## [Given task]
Lines that hold the string "ylabel" are to be counted; give only their number.

## [Data to process]
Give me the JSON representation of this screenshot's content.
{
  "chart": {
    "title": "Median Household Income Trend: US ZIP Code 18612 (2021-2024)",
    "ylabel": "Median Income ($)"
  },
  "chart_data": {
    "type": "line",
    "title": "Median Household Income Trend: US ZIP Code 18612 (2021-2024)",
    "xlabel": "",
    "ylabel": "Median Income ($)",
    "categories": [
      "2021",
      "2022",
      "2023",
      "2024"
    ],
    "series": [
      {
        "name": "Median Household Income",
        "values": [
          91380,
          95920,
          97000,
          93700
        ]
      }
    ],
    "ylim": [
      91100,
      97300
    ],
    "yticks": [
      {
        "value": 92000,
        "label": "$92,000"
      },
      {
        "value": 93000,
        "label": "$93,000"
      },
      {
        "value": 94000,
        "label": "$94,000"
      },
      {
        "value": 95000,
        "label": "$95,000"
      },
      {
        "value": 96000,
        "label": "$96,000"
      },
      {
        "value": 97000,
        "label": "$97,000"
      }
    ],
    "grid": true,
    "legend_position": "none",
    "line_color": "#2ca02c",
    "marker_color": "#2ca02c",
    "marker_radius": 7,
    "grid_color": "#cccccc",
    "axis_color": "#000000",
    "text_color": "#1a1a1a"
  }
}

## [Exercise answer]
2